# TASK PROMPT:
Transcribe the listing verbatim. Do not carry over any pictures.

Data entries for graphics
____________
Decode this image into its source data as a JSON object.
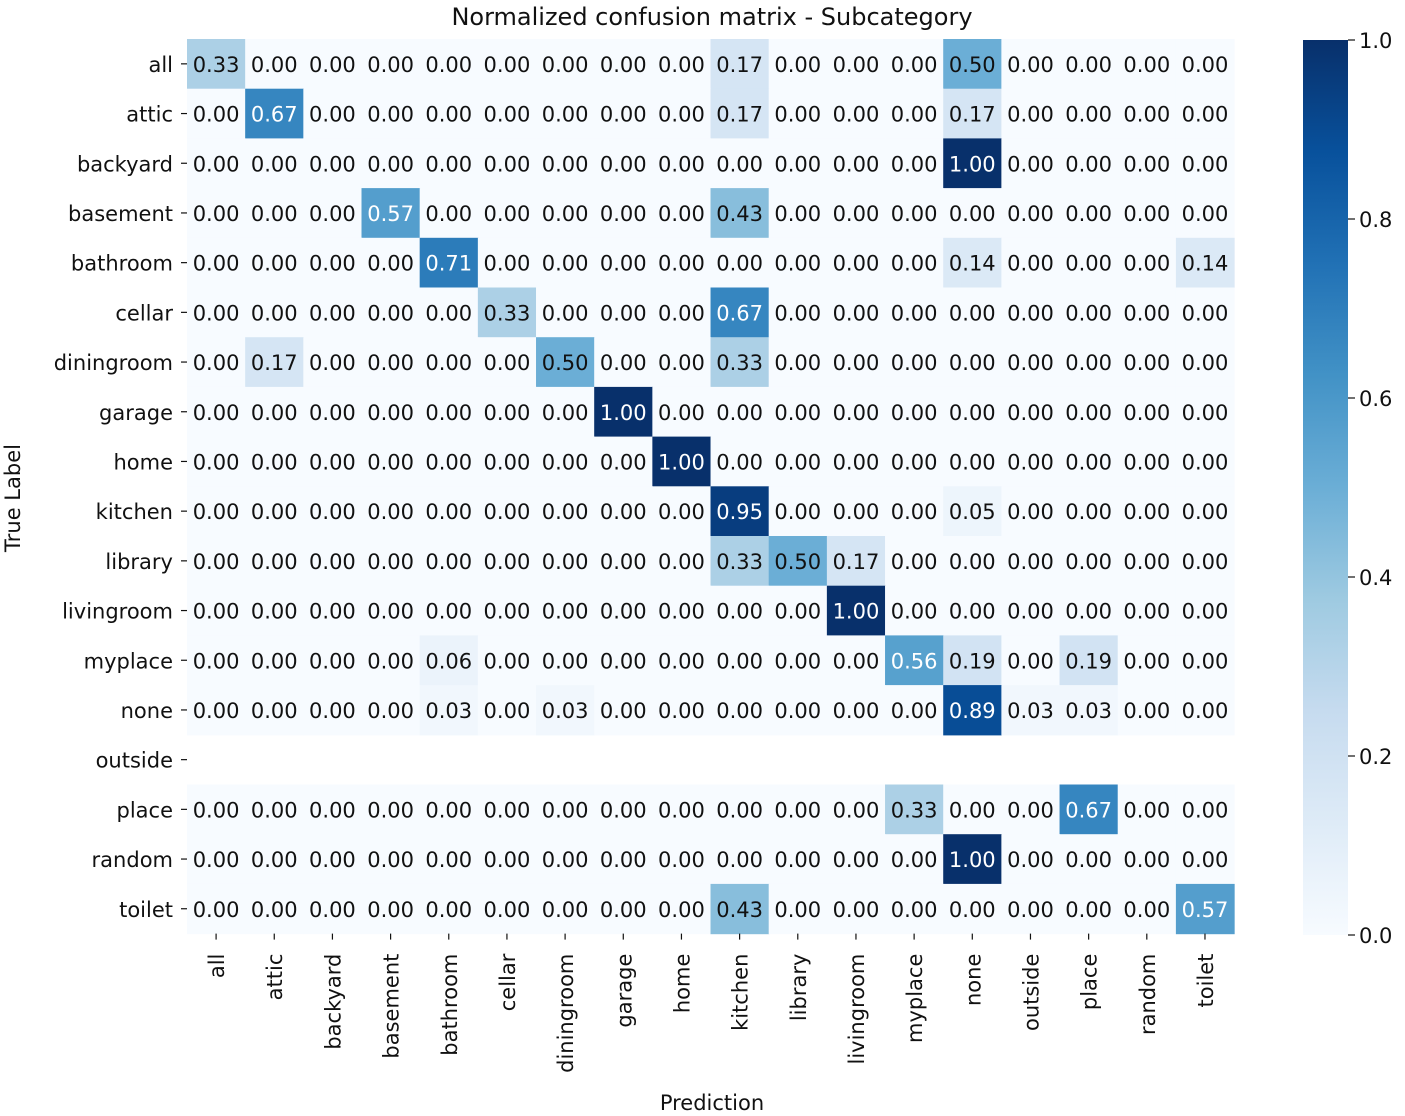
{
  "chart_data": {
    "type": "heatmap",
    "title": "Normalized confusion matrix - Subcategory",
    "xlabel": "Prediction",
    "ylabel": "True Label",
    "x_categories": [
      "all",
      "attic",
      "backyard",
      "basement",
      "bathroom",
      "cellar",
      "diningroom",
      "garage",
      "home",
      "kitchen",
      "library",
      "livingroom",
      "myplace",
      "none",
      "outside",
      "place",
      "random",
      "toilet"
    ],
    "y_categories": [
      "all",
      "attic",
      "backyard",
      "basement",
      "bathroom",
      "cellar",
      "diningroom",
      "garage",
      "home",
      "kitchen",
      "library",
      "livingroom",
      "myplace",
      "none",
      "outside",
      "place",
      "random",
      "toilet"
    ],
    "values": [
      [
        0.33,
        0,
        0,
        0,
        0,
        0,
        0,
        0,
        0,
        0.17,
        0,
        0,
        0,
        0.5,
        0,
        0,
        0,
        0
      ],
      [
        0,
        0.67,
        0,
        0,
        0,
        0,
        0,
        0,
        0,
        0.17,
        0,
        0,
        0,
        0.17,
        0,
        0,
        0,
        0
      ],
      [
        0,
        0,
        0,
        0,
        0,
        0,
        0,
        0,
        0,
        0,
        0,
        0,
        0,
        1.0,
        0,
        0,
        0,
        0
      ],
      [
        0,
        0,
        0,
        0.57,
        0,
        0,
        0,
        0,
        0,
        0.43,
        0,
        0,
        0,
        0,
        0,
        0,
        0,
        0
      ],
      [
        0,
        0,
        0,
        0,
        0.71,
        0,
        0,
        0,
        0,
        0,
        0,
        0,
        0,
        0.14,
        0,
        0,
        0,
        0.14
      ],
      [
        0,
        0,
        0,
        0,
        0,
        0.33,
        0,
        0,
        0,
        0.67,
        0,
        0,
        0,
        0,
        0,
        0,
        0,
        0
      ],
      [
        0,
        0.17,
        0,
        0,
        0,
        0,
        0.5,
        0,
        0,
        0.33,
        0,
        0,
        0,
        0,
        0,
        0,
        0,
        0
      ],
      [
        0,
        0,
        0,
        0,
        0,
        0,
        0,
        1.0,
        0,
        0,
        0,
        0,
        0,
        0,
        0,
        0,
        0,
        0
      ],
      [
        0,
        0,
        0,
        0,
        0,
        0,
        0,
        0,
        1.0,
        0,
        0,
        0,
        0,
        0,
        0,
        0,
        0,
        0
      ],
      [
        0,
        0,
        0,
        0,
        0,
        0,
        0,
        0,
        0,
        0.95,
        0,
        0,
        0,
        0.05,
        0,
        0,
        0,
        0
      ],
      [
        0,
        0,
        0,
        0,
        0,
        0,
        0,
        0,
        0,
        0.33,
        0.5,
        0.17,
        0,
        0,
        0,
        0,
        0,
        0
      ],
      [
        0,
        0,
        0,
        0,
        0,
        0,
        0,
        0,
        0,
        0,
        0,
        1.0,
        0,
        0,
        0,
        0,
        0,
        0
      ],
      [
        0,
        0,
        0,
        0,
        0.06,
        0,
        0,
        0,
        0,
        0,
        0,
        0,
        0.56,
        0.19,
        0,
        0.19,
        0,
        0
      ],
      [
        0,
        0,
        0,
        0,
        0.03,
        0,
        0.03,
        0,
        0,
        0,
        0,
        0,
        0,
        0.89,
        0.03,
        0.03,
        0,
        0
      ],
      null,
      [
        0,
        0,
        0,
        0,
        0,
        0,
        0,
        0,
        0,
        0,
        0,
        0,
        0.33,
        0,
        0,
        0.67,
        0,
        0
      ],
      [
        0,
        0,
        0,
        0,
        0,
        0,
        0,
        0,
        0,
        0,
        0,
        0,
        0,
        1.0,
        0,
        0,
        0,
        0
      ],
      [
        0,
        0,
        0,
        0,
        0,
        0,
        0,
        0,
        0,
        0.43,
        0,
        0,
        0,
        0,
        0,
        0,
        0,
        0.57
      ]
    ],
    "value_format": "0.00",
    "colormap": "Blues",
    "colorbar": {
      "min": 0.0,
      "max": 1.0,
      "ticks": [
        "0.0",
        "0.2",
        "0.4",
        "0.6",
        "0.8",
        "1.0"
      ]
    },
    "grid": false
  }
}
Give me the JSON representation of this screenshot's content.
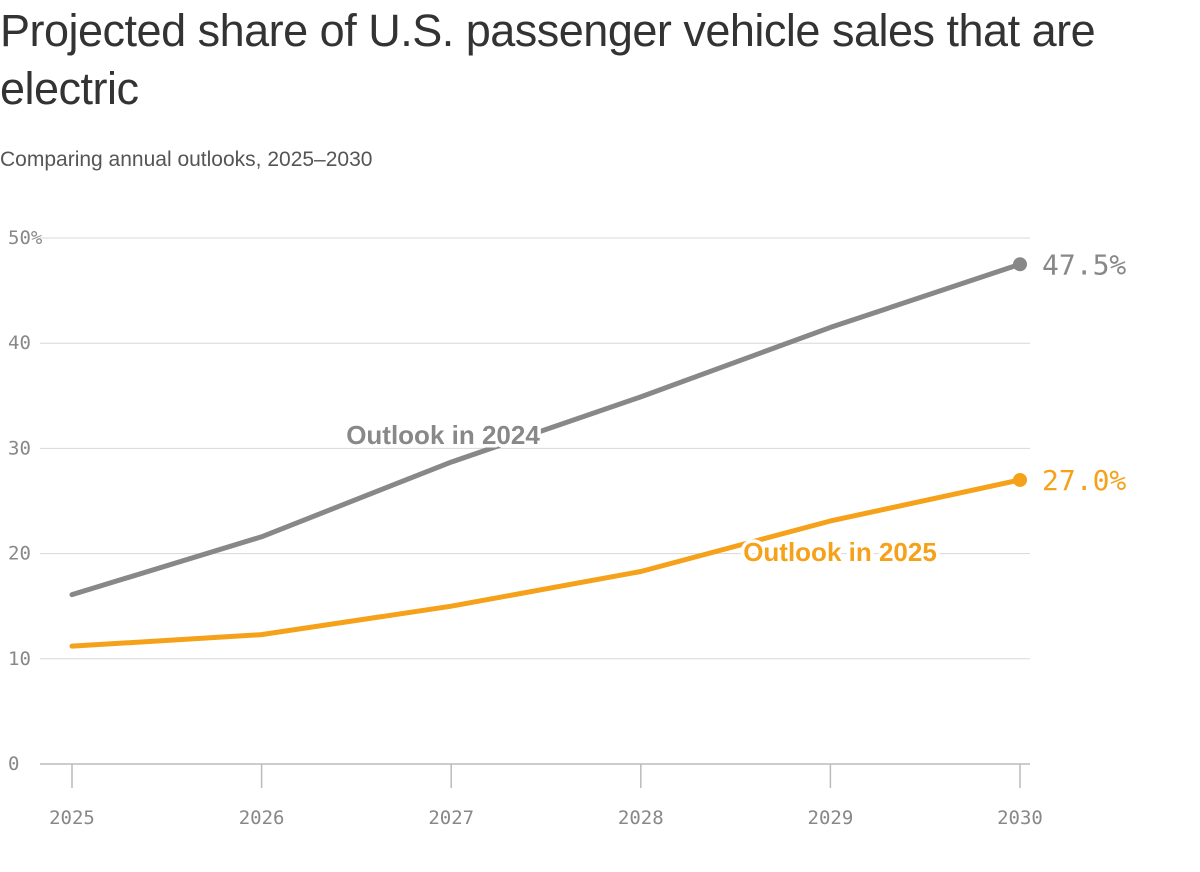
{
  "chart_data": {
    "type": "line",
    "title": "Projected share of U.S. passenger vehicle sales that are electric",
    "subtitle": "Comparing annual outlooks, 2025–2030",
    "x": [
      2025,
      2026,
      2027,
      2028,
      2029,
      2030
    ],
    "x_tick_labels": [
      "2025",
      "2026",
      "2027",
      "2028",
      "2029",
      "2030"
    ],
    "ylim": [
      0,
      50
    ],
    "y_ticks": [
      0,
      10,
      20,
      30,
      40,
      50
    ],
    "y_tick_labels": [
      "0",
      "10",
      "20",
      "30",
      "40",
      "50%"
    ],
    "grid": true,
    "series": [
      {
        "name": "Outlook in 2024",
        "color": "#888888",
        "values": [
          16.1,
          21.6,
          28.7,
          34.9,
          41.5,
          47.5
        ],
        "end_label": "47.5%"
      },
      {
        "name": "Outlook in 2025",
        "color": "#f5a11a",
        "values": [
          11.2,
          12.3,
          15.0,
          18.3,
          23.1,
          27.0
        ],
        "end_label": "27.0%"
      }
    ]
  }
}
____________
# CORRECT ANSWER:
Decode this image into its source data as a JSON object.
{
  "chart_data": {
    "type": "heatmap",
    "title": "Normalized confusion matrix - Subcategory",
    "xlabel": "Prediction",
    "ylabel": "True Label",
    "x_categories": [
      "all",
      "attic",
      "backyard",
      "basement",
      "bathroom",
      "cellar",
      "diningroom",
      "garage",
      "home",
      "kitchen",
      "library",
      "livingroom",
      "myplace",
      "none",
      "outside",
      "place",
      "random",
      "toilet"
    ],
    "y_categories": [
      "all",
      "attic",
      "backyard",
      "basement",
      "bathroom",
      "cellar",
      "diningroom",
      "garage",
      "home",
      "kitchen",
      "library",
      "livingroom",
      "myplace",
      "none",
      "outside",
      "place",
      "random",
      "toilet"
    ],
    "values": [
      [
        0.33,
        0,
        0,
        0,
        0,
        0,
        0,
        0,
        0,
        0.17,
        0,
        0,
        0,
        0.5,
        0,
        0,
        0,
        0
      ],
      [
        0,
        0.67,
        0,
        0,
        0,
        0,
        0,
        0,
        0,
        0.17,
        0,
        0,
        0,
        0.17,
        0,
        0,
        0,
        0
      ],
      [
        0,
        0,
        0,
        0,
        0,
        0,
        0,
        0,
        0,
        0,
        0,
        0,
        0,
        1.0,
        0,
        0,
        0,
        0
      ],
      [
        0,
        0,
        0,
        0.57,
        0,
        0,
        0,
        0,
        0,
        0.43,
        0,
        0,
        0,
        0,
        0,
        0,
        0,
        0
      ],
      [
        0,
        0,
        0,
        0,
        0.71,
        0,
        0,
        0,
        0,
        0,
        0,
        0,
        0,
        0.14,
        0,
        0,
        0,
        0.14
      ],
      [
        0,
        0,
        0,
        0,
        0,
        0.33,
        0,
        0,
        0,
        0.67,
        0,
        0,
        0,
        0,
        0,
        0,
        0,
        0
      ],
      [
        0,
        0.17,
        0,
        0,
        0,
        0,
        0.5,
        0,
        0,
        0.33,
        0,
        0,
        0,
        0,
        0,
        0,
        0,
        0
      ],
      [
        0,
        0,
        0,
        0,
        0,
        0,
        0,
        1.0,
        0,
        0,
        0,
        0,
        0,
        0,
        0,
        0,
        0,
        0
      ],
      [
        0,
        0,
        0,
        0,
        0,
        0,
        0,
        0,
        1.0,
        0,
        0,
        0,
        0,
        0,
        0,
        0,
        0,
        0
      ],
      [
        0,
        0,
        0,
        0,
        0,
        0,
        0,
        0,
        0,
        0.95,
        0,
        0,
        0,
        0.05,
        0,
        0,
        0,
        0
      ],
      [
        0,
        0,
        0,
        0,
        0,
        0,
        0,
        0,
        0,
        0.33,
        0.5,
        0.17,
        0,
        0,
        0,
        0,
        0,
        0
      ],
      [
        0,
        0,
        0,
        0,
        0,
        0,
        0,
        0,
        0,
        0,
        0,
        1.0,
        0,
        0,
        0,
        0,
        0,
        0
      ],
      [
        0,
        0,
        0,
        0,
        0.06,
        0,
        0,
        0,
        0,
        0,
        0,
        0,
        0.56,
        0.19,
        0,
        0.19,
        0,
        0
      ],
      [
        0,
        0,
        0,
        0,
        0.03,
        0,
        0.03,
        0,
        0,
        0,
        0,
        0,
        0,
        0.89,
        0.03,
        0.03,
        0,
        0
      ],
      null,
      [
        0,
        0,
        0,
        0,
        0,
        0,
        0,
        0,
        0,
        0,
        0,
        0,
        0.33,
        0,
        0,
        0.67,
        0,
        0
      ],
      [
        0,
        0,
        0,
        0,
        0,
        0,
        0,
        0,
        0,
        0,
        0,
        0,
        0,
        1.0,
        0,
        0,
        0,
        0
      ],
      [
        0,
        0,
        0,
        0,
        0,
        0,
        0,
        0,
        0,
        0.43,
        0,
        0,
        0,
        0,
        0,
        0,
        0,
        0.57
      ]
    ],
    "value_format": "0.00",
    "colormap": "Blues",
    "colorbar": {
      "min": 0.0,
      "max": 1.0,
      "ticks": [
        "0.0",
        "0.2",
        "0.4",
        "0.6",
        "0.8",
        "1.0"
      ]
    },
    "grid": false
  }
}
Give me the JSON representation of this screenshot's content.
{
  "chart_data": {
    "type": "line",
    "title": "Projected share of U.S. passenger vehicle sales that are electric",
    "subtitle": "Comparing annual outlooks, 2025–2030",
    "x": [
      2025,
      2026,
      2027,
      2028,
      2029,
      2030
    ],
    "x_tick_labels": [
      "2025",
      "2026",
      "2027",
      "2028",
      "2029",
      "2030"
    ],
    "ylim": [
      0,
      50
    ],
    "y_ticks": [
      0,
      10,
      20,
      30,
      40,
      50
    ],
    "y_tick_labels": [
      "0",
      "10",
      "20",
      "30",
      "40",
      "50%"
    ],
    "grid": true,
    "series": [
      {
        "name": "Outlook in 2024",
        "color": "#888888",
        "values": [
          16.1,
          21.6,
          28.7,
          34.9,
          41.5,
          47.5
        ],
        "end_label": "47.5%"
      },
      {
        "name": "Outlook in 2025",
        "color": "#f5a11a",
        "values": [
          11.2,
          12.3,
          15.0,
          18.3,
          23.1,
          27.0
        ],
        "end_label": "27.0%"
      }
    ]
  }
}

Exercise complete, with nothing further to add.